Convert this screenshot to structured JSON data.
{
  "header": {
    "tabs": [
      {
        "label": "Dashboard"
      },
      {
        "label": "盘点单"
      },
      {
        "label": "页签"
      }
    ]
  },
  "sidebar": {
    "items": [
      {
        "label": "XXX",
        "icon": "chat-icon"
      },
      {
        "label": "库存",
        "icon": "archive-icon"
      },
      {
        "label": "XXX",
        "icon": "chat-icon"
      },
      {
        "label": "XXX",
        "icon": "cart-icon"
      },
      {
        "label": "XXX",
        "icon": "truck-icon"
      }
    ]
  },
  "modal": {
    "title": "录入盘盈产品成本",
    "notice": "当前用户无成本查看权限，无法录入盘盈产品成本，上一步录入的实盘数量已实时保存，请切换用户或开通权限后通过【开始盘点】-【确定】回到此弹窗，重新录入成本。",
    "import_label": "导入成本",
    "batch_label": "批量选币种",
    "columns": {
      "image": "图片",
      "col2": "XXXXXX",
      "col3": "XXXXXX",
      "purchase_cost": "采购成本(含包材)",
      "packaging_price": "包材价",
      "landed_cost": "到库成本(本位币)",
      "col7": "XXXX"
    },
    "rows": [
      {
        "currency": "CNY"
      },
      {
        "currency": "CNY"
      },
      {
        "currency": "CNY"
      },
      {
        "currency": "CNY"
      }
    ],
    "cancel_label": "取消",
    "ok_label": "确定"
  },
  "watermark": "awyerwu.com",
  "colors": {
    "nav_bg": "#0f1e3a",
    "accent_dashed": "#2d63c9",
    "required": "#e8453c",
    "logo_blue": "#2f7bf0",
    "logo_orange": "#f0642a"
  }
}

────────────────────

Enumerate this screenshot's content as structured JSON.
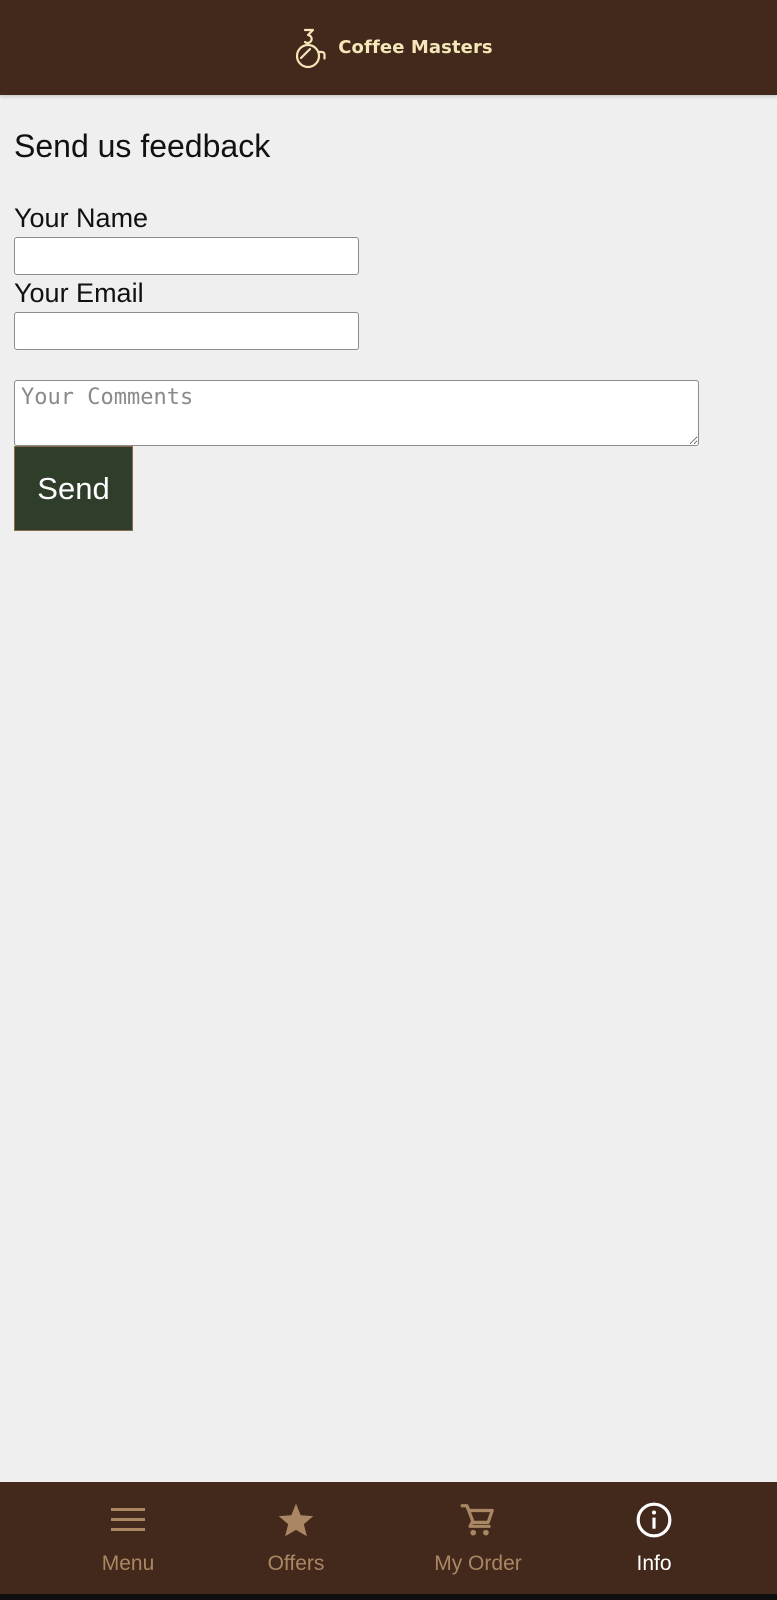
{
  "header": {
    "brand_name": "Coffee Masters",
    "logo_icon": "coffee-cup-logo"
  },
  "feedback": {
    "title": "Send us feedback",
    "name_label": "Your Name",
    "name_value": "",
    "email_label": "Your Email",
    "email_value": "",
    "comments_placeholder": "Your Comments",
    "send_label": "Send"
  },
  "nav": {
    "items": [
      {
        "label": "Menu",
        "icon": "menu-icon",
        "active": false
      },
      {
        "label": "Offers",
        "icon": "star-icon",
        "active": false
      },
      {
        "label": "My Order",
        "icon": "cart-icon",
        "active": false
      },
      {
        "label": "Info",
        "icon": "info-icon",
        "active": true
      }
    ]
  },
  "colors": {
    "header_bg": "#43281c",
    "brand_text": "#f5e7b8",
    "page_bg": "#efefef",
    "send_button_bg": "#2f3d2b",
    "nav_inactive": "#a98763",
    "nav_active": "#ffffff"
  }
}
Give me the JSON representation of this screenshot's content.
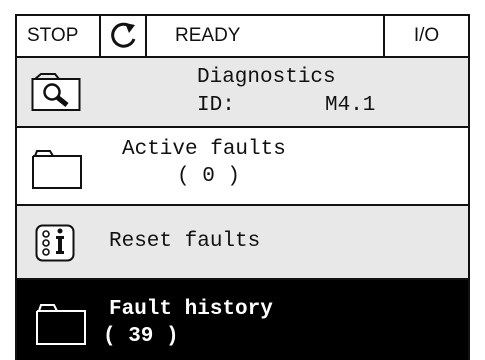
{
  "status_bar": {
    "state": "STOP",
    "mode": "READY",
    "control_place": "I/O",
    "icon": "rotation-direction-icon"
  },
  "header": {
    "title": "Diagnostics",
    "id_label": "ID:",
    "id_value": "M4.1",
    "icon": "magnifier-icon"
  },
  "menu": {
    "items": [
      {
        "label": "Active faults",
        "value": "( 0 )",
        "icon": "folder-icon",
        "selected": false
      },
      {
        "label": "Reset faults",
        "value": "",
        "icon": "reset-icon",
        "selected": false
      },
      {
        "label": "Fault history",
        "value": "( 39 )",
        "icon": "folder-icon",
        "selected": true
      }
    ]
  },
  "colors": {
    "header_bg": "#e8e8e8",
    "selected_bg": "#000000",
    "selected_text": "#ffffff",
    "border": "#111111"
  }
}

────────────────────

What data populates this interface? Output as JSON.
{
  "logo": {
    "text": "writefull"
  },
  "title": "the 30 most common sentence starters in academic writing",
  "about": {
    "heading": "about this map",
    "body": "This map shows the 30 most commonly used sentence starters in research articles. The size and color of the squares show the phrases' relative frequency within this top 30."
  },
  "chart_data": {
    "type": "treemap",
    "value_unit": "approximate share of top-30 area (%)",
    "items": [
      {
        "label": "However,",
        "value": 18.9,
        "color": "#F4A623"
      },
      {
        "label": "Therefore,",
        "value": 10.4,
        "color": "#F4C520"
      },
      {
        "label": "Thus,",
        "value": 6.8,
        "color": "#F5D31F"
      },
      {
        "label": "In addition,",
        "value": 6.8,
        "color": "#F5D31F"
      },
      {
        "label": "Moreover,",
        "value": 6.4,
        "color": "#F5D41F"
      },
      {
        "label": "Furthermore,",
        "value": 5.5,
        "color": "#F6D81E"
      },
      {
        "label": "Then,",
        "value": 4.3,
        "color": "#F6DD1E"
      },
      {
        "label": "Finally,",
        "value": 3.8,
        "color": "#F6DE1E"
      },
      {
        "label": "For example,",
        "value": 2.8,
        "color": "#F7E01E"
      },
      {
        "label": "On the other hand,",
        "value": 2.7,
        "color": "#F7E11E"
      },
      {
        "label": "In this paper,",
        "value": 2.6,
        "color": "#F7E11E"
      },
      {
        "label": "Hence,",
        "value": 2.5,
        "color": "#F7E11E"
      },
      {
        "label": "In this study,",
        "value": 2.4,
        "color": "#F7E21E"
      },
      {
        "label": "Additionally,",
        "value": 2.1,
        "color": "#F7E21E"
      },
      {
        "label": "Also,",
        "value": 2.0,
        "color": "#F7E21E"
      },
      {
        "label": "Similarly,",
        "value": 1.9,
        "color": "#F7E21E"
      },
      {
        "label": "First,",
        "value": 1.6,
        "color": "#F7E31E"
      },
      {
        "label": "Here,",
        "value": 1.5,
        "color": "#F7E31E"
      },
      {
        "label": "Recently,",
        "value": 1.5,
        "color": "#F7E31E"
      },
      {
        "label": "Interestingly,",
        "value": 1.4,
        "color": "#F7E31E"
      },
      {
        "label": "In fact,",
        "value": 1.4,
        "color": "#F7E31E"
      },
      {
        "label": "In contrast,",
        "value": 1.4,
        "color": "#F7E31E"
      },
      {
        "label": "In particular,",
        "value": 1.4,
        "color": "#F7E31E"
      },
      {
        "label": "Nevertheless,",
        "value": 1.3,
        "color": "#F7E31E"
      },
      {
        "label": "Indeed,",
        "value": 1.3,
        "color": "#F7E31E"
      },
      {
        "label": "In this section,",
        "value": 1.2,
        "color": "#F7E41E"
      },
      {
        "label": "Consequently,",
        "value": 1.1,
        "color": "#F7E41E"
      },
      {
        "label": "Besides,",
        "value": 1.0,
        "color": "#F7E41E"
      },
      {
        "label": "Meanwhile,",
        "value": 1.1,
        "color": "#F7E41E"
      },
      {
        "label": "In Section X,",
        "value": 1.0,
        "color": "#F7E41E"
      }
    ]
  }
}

────────────────────

### [What the task asks]
Each line that holds the word "screenshot" should be extracted from the records.

### [Response to this task]
Convert this screenshot to structured JSON data.
Enumerate this screenshot's content as structured JSON.
Give me the JSON representation of this screenshot's content.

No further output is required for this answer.